**Data for processing:**
#####

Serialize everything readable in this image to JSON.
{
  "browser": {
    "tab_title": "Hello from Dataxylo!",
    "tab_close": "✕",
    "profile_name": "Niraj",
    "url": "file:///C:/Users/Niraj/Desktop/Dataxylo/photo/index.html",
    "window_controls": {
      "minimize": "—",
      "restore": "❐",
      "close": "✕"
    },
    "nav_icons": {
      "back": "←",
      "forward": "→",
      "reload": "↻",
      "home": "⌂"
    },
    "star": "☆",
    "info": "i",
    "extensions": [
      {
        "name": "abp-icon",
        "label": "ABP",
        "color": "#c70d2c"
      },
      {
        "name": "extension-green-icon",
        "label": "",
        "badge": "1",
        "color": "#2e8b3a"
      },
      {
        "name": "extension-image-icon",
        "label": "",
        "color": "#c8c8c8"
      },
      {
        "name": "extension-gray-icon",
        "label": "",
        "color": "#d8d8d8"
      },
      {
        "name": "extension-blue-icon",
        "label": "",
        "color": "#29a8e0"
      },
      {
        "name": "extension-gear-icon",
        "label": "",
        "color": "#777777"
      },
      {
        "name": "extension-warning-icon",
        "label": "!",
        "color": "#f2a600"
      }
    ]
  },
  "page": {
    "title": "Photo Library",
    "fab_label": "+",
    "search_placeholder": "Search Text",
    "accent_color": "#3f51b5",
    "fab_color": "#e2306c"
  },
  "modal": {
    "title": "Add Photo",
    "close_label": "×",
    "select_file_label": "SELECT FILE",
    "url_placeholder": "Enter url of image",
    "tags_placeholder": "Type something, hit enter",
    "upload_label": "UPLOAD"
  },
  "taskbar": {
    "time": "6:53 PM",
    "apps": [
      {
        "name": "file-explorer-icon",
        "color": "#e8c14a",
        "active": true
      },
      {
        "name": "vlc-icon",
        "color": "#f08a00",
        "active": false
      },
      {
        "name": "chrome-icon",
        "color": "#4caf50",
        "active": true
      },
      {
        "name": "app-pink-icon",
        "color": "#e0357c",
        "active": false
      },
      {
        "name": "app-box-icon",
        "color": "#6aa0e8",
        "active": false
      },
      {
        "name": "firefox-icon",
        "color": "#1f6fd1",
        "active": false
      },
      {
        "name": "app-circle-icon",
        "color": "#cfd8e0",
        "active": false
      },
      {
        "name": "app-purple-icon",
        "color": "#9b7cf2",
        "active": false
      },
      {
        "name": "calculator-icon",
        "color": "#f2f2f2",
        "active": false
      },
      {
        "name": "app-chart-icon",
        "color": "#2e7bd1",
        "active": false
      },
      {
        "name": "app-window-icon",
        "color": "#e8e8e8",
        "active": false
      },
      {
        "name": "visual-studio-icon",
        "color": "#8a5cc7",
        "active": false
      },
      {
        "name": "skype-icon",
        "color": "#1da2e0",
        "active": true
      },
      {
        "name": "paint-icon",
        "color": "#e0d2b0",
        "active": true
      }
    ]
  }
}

#####

**Objective:** Copy all data exactly, start to finish.

**Written solution:**
Serialize everything readable in this image to JSON.
{
  "browser": {
    "tab_title": "Hello from Dataxylo!",
    "tab_close": "✕",
    "profile_name": "Niraj",
    "url": "file:///C:/Users/Niraj/Desktop/Dataxylo/photo/index.html",
    "window_controls": {
      "minimize": "—",
      "restore": "❐",
      "close": "✕"
    },
    "nav_icons": {
      "back": "←",
      "forward": "→",
      "reload": "↻",
      "home": "⌂"
    },
    "star": "☆",
    "info": "i",
    "extensions": [
      {
        "name": "abp-icon",
        "label": "ABP",
        "color": "#c70d2c"
      },
      {
        "name": "extension-green-icon",
        "label": "",
        "badge": "1",
        "color": "#2e8b3a"
      },
      {
        "name": "extension-image-icon",
        "label": "",
        "color": "#c8c8c8"
      },
      {
        "name": "extension-gray-icon",
        "label": "",
        "color": "#d8d8d8"
      },
      {
        "name": "extension-blue-icon",
        "label": "",
        "color": "#29a8e0"
      },
      {
        "name": "extension-gear-icon",
        "label": "",
        "color": "#777777"
      },
      {
        "name": "extension-warning-icon",
        "label": "!",
        "color": "#f2a600"
      }
    ]
  },
  "page": {
    "title": "Photo Library",
    "fab_label": "+",
    "search_placeholder": "Search Text",
    "accent_color": "#3f51b5",
    "fab_color": "#e2306c"
  },
  "modal": {
    "title": "Add Photo",
    "close_label": "×",
    "select_file_label": "SELECT FILE",
    "url_placeholder": "Enter url of image",
    "tags_placeholder": "Type something, hit enter",
    "upload_label": "UPLOAD"
  },
  "taskbar": {
    "time": "6:53 PM",
    "apps": [
      {
        "name": "file-explorer-icon",
        "color": "#e8c14a",
        "active": true
      },
      {
        "name": "vlc-icon",
        "color": "#f08a00",
        "active": false
      },
      {
        "name": "chrome-icon",
        "color": "#4caf50",
        "active": true
      },
      {
        "name": "app-pink-icon",
        "color": "#e0357c",
        "active": false
      },
      {
        "name": "app-box-icon",
        "color": "#6aa0e8",
        "active": false
      },
      {
        "name": "firefox-icon",
        "color": "#1f6fd1",
        "active": false
      },
      {
        "name": "app-circle-icon",
        "color": "#cfd8e0",
        "active": false
      },
      {
        "name": "app-purple-icon",
        "color": "#9b7cf2",
        "active": false
      },
      {
        "name": "calculator-icon",
        "color": "#f2f2f2",
        "active": false
      },
      {
        "name": "app-chart-icon",
        "color": "#2e7bd1",
        "active": false
      },
      {
        "name": "app-window-icon",
        "color": "#e8e8e8",
        "active": false
      },
      {
        "name": "visual-studio-icon",
        "color": "#8a5cc7",
        "active": false
      },
      {
        "name": "skype-icon",
        "color": "#1da2e0",
        "active": true
      },
      {
        "name": "paint-icon",
        "color": "#e0d2b0",
        "active": true
      }
    ]
  }
}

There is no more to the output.